### INSTRUCTION
Print the listing as it stands, omitting all images.

Source records
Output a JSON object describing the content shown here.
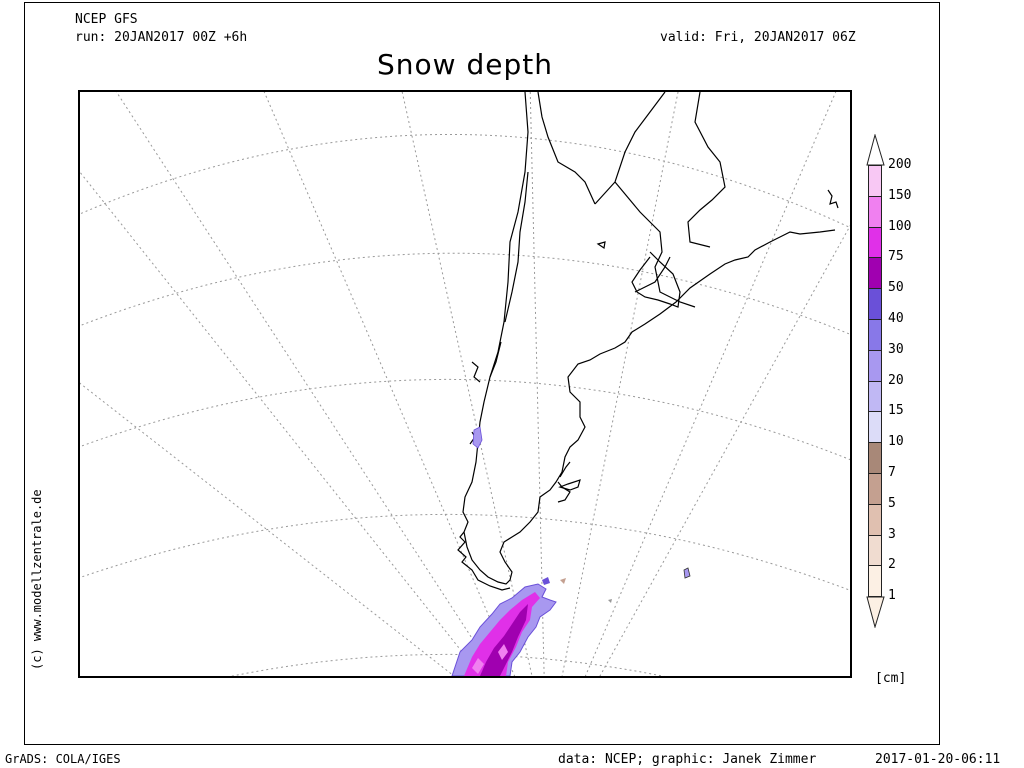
{
  "header": {
    "model": "NCEP GFS",
    "run": "run: 20JAN2017 00Z +6h",
    "valid": "valid: Fri, 20JAN2017 06Z",
    "title": "Snow depth"
  },
  "credit_vertical": "(c) www.modellzentrale.de",
  "footer": {
    "left": "GrADS: COLA/IGES",
    "middle": "data: NCEP; graphic: Janek Zimmer",
    "right": "2017-01-20-06:11"
  },
  "legend": {
    "unit": "[cm]",
    "levels": [
      {
        "label": "200",
        "color": "#ffffff"
      },
      {
        "label": "150",
        "color": "#f8c8f4"
      },
      {
        "label": "100",
        "color": "#f080f0"
      },
      {
        "label": "75",
        "color": "#e030e8"
      },
      {
        "label": "50",
        "color": "#a000b0"
      },
      {
        "label": "40",
        "color": "#6a50d8"
      },
      {
        "label": "30",
        "color": "#8878e8"
      },
      {
        "label": "20",
        "color": "#a898f0"
      },
      {
        "label": "15",
        "color": "#c0b8f4"
      },
      {
        "label": "10",
        "color": "#dcdcf8"
      },
      {
        "label": "7",
        "color": "#a88878"
      },
      {
        "label": "5",
        "color": "#c4a090"
      },
      {
        "label": "3",
        "color": "#e0c0b0"
      },
      {
        "label": "2",
        "color": "#f0dcd0"
      },
      {
        "label": "1",
        "color": "#fcf0e4"
      }
    ]
  }
}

### THE OUTPUT
Output a JSON object describing the content shown here.
{
  "header": {
    "model": "NCEP GFS",
    "run": "run: 20JAN2017 00Z +6h",
    "valid": "valid: Fri, 20JAN2017 06Z",
    "title": "Snow depth"
  },
  "credit_vertical": "(c) www.modellzentrale.de",
  "footer": {
    "left": "GrADS: COLA/IGES",
    "middle": "data: NCEP; graphic: Janek Zimmer",
    "right": "2017-01-20-06:11"
  },
  "legend": {
    "unit": "[cm]",
    "levels": [
      {
        "label": "200",
        "color": "#ffffff"
      },
      {
        "label": "150",
        "color": "#f8c8f4"
      },
      {
        "label": "100",
        "color": "#f080f0"
      },
      {
        "label": "75",
        "color": "#e030e8"
      },
      {
        "label": "50",
        "color": "#a000b0"
      },
      {
        "label": "40",
        "color": "#6a50d8"
      },
      {
        "label": "30",
        "color": "#8878e8"
      },
      {
        "label": "20",
        "color": "#a898f0"
      },
      {
        "label": "15",
        "color": "#c0b8f4"
      },
      {
        "label": "10",
        "color": "#dcdcf8"
      },
      {
        "label": "7",
        "color": "#a88878"
      },
      {
        "label": "5",
        "color": "#c4a090"
      },
      {
        "label": "3",
        "color": "#e0c0b0"
      },
      {
        "label": "2",
        "color": "#f0dcd0"
      },
      {
        "label": "1",
        "color": "#fcf0e4"
      }
    ]
  }
}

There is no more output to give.